[TASK BRIEF]: Note how many lines include the word "text", and give that number by itself.

..........

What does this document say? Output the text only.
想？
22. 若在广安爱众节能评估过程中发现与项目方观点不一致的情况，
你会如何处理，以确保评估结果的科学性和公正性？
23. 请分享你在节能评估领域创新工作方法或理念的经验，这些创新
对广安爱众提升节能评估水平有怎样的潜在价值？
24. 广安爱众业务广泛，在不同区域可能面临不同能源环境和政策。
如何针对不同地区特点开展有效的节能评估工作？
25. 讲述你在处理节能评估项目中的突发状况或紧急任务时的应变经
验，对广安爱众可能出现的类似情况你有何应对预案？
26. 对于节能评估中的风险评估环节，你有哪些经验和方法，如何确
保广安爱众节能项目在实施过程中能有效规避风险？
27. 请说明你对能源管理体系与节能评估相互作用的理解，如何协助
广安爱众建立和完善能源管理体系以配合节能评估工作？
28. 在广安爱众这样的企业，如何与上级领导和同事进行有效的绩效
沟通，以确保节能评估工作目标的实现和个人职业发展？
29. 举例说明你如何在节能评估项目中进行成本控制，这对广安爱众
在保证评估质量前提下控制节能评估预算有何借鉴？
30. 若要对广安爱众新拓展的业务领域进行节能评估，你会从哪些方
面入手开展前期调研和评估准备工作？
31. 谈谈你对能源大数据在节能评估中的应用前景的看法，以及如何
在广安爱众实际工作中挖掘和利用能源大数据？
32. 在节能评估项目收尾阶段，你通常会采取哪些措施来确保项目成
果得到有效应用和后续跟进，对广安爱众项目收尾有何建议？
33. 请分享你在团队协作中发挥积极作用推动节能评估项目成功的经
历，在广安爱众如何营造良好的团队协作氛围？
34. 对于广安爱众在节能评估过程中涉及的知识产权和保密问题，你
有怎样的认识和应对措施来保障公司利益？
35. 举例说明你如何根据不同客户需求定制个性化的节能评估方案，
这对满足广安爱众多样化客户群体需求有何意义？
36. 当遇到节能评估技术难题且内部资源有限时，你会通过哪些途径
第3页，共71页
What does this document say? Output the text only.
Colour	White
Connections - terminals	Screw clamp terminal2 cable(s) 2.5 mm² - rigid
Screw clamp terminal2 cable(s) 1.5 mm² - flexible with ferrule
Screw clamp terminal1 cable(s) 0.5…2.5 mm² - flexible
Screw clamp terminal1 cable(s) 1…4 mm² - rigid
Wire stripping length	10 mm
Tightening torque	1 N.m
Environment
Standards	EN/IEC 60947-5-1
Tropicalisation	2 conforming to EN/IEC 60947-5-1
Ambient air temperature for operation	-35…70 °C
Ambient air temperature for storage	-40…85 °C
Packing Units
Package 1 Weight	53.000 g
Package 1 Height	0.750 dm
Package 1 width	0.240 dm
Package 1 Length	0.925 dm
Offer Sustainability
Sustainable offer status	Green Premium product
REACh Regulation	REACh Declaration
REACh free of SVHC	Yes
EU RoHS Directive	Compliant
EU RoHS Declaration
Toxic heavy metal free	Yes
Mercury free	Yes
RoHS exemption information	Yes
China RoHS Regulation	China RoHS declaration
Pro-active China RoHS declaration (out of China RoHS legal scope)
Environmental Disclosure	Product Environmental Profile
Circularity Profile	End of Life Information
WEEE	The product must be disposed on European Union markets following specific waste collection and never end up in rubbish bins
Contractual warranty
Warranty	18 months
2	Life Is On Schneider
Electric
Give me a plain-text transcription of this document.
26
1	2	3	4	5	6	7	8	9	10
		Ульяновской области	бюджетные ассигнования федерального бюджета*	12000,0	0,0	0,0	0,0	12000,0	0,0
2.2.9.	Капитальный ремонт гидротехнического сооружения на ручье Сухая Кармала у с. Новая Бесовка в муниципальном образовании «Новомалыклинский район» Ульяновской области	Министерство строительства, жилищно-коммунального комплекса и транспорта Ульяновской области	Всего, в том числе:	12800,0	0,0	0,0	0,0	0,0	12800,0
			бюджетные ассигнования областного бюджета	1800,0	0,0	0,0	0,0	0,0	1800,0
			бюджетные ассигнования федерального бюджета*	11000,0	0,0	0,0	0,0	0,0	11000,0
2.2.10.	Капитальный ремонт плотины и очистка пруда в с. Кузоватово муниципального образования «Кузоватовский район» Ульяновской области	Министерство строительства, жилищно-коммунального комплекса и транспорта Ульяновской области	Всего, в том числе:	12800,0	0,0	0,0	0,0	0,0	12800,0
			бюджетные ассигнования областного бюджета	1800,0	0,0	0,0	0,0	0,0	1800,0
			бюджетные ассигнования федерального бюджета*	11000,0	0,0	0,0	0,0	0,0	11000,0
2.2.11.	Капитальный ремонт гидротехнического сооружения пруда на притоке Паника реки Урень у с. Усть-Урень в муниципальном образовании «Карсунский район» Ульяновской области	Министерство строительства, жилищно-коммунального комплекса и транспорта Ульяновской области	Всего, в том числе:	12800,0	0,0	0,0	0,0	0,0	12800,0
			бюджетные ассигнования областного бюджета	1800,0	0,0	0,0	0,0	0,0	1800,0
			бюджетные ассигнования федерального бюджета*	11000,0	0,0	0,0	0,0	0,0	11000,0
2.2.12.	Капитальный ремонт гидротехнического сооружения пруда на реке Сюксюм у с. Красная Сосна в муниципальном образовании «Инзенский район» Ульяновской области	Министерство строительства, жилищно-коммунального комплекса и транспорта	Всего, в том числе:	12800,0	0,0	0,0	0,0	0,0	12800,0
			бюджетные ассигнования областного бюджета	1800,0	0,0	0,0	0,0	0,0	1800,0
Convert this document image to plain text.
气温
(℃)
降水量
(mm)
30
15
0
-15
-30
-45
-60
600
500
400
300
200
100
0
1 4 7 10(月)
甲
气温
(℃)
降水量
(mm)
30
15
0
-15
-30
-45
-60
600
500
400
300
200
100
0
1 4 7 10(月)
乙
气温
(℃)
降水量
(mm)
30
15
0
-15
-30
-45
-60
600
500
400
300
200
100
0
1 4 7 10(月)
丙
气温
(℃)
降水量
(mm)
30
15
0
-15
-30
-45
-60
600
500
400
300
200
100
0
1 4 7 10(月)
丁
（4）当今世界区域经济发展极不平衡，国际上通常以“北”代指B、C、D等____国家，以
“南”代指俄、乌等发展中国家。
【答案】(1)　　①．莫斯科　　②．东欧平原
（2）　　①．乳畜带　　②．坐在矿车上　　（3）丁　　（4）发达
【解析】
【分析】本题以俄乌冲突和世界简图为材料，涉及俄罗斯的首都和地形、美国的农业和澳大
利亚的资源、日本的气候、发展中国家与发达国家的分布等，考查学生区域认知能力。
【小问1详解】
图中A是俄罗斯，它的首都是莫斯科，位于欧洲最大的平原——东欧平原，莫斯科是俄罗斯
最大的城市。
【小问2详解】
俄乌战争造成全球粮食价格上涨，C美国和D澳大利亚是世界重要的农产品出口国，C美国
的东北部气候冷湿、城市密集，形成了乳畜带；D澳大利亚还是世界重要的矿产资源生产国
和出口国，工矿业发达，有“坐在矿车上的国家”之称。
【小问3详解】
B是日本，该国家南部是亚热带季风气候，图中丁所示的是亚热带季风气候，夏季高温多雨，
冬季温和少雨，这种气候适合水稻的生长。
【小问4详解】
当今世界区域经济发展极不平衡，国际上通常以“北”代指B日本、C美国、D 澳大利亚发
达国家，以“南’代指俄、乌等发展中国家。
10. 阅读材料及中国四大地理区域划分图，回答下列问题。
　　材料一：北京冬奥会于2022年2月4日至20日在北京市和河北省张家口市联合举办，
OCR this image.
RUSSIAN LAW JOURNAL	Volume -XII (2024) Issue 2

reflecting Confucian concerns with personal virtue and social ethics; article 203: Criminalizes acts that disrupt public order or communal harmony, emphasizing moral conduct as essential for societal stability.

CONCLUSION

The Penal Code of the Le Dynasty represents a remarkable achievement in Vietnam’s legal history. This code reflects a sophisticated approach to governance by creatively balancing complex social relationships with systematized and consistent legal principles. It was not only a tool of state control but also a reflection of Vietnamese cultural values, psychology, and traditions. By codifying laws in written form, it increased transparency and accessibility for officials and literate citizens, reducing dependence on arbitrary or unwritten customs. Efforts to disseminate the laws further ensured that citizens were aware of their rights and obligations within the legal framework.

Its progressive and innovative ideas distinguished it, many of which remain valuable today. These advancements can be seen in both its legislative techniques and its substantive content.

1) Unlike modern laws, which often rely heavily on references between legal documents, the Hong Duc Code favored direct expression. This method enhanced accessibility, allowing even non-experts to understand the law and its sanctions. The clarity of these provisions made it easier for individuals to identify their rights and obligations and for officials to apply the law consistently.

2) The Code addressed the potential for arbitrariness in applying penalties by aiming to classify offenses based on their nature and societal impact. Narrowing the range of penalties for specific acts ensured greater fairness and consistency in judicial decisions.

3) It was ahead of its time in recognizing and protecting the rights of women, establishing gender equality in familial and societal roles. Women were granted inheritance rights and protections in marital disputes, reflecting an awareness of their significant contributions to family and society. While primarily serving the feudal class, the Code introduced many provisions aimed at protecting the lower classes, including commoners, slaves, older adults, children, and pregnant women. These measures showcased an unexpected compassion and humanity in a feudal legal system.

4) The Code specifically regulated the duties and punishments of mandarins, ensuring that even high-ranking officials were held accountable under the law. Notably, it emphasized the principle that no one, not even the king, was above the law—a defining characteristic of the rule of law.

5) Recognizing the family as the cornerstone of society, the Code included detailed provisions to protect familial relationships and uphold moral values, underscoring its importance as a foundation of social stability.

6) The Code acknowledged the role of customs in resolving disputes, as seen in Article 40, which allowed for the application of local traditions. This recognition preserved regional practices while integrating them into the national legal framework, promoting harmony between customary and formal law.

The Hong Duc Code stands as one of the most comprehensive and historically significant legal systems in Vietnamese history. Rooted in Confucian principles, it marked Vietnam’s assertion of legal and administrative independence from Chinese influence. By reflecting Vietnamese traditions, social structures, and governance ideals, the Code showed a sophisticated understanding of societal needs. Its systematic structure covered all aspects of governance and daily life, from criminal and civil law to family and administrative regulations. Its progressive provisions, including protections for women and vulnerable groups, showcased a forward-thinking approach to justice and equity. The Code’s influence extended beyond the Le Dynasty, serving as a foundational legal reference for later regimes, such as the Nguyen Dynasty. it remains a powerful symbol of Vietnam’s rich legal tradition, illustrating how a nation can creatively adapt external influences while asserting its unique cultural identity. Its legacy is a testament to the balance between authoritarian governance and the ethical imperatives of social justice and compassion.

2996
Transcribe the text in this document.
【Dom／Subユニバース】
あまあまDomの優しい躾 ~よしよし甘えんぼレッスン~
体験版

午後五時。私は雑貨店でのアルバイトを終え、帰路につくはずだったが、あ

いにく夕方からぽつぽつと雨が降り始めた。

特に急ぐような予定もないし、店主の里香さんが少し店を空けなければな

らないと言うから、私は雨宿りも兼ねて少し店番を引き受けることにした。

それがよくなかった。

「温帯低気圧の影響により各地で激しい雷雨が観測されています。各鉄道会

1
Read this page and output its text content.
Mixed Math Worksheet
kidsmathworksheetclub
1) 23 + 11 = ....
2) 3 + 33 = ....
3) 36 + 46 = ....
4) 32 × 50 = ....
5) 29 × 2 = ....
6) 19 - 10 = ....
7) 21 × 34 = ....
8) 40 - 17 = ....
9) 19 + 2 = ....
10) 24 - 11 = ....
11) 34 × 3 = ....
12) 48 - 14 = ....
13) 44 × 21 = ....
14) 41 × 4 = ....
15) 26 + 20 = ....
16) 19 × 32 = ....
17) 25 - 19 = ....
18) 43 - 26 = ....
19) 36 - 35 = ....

..........

[CORRECT RESPONSE]: 6